Selected extract:

--- START ---

Skip to content

Pipeline & Preprocessing

The RadiomicsPipeline is the core engine of Pictologics for executing reproducible, standardized radiomic feature extraction workflows. It manages the entire lifecycle from preprocessing to feature extraction and logging.

Why Use the Pipeline?

  1. Reproducibility: Define a configuration once and apply it consistently to every image.
  2. State Management: The pipeline tracks the image and masks (morphological and intensity) through every step.
  3. Standardisation: Built-in configurations follow IBSI standards.
  4. Batch Processing: Run multiple configurations (e.g., different binning strategies) on the same image in a single pass.
  5. Flexibility: Steps execute linearly, so you can arrange them in any order or repeat steps.

Getting Started

from pictologics import RadiomicsPipeline, format_results, save_results

# 1. Initialize the pipeline
pipeline = RadiomicsPipeline()

# 2. Run a predefined configuration
results = pipeline.run(
    image="path/to/image.nii.gz",
    mask="path/to/mask.nii.gz",
    subject_id="Subject_001",
    config_names=["standard_fbn_32"],
)

# 3. Format and save results
row = format_results(results, fmt="wide", meta={"subject_id": "Subject_001"})
save_results([row], "results.csv")

Masks Are Optional

RadiomicsPipeline.run(...) accepts an optional mask argument:

  • Pass a mask path or Image object → used as the ROI (standard workflow).
  • Omit mask (or pass mask=None / mask="") → Pictologics generates a full (all-ones) ROI mask, treating the entire image as the initial ROI.

Empty ROI is an Error

If preprocessing removes all ROI voxels (e.g., too strict resegment thresholds), the pipeline raises a clear EmptyROIMaskError rather than returning empty/partial feature sets.

Morphology with Whole-Image ROI

With a maskless run, morphology features describe the ROI mask after mask-refining steps (e.g., resegment, keep_largest_component). This is valid computationally, but may not be scientifically meaningful for all studies.

Predefined Configurations

Pictologics includes 6 standard configurations designed for common radiomics workflows. All share:

  • Resampling: 0.5mm × 0.5mm × 0.5mm isotropic spacing
  • Feature Families: intensity, morphology, texture, histogram, and IVH
  • Performance: Spatial/local intensity disabled by default
Configuration Method Parameters
standard_fbn_8 Fixed Bin Number n_bins=8
standard_fbn_16 Fixed Bin Number n_bins=16
standard_fbn_32 Fixed Bin Number n_bins=32
standard_fbs_8 Fixed Bin Size bin_width=8.0
standard_fbs_16 Fixed Bin Size bin_width=16.0
standard_fbs_32 Fixed Bin Size bin_width=32.0
# Run a single configuration
results = pipeline.run(image, mask, config_names=["standard_fbn_32"])

--- END ---

Your tasks:
A - In the pipeline documentation, what error is raised when preprocessing removes all ROI voxels?
B - Reproduce the passage of the pipeline documentation from "4. Batch Processing: Run" up to and including "or repeat steps.".

Supplied records:
--- START ---

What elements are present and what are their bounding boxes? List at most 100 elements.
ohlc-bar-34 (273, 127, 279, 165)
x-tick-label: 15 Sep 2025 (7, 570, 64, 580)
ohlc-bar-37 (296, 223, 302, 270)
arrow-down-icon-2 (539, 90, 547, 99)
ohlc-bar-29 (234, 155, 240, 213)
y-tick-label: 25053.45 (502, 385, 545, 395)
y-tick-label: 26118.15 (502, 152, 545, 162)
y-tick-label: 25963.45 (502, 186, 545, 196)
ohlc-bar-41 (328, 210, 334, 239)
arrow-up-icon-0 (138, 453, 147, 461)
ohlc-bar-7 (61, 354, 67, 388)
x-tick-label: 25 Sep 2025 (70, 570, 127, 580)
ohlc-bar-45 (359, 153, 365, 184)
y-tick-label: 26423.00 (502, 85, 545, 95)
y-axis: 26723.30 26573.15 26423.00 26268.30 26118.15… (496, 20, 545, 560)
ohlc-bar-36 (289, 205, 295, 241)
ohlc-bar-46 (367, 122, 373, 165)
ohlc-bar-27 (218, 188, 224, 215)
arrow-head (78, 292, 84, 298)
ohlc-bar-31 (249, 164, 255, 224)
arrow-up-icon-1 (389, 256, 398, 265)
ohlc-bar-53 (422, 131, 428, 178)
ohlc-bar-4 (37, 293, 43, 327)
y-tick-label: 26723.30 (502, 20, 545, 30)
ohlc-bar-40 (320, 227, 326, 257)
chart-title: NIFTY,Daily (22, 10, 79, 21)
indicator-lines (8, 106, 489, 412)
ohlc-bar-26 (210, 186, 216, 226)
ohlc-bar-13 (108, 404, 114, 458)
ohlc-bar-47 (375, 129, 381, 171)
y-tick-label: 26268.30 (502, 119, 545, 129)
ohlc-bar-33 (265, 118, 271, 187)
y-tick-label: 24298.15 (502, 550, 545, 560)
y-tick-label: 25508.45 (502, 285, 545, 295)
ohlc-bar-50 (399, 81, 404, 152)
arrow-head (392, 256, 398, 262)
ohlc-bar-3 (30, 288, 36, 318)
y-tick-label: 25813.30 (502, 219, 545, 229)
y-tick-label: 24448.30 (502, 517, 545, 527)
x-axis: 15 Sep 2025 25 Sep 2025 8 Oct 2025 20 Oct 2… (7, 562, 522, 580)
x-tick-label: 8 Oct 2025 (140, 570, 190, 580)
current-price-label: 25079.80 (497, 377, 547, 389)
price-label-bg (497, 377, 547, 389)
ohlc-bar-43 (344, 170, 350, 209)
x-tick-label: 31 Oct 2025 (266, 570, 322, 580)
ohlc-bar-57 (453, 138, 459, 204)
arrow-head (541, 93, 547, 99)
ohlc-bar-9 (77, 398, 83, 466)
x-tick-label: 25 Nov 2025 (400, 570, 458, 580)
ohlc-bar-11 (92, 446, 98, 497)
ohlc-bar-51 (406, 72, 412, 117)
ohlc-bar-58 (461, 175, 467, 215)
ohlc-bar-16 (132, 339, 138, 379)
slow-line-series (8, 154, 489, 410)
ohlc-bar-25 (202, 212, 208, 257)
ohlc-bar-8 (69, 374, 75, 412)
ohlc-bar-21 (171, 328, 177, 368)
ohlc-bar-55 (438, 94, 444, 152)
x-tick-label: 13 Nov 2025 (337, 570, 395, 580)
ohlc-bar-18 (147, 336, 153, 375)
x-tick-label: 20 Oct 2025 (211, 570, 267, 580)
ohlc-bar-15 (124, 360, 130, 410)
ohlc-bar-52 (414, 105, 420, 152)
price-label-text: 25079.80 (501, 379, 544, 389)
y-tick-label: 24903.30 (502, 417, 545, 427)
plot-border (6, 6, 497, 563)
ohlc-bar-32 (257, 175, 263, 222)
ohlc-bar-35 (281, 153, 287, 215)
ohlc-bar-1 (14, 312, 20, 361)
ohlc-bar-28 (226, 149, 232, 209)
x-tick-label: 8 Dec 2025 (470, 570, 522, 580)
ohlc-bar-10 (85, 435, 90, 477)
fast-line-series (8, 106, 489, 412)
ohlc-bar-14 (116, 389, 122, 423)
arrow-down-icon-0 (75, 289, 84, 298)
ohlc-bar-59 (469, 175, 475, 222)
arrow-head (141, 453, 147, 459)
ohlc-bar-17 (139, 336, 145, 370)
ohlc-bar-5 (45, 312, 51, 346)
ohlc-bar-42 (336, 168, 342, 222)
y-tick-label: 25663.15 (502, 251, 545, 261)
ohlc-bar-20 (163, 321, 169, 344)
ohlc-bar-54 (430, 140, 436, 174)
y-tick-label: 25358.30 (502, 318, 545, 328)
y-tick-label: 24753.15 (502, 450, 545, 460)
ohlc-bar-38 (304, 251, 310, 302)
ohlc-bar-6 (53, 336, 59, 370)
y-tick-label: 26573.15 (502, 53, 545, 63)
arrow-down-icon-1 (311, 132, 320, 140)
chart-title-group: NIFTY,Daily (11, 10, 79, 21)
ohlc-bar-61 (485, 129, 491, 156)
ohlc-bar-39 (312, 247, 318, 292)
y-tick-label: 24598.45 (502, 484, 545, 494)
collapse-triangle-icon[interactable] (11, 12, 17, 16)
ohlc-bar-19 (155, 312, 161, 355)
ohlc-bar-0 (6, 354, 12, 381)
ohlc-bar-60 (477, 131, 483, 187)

--- END ---

The solutions:
A - EmptyROIMaskError

B -
4. Batch Processing: Run multiple configurations (e.g., different binning strategies) on the same image in a single pass.
  5. Flexibility: Steps execute linearly, so you can arrange them in any order or repeat steps.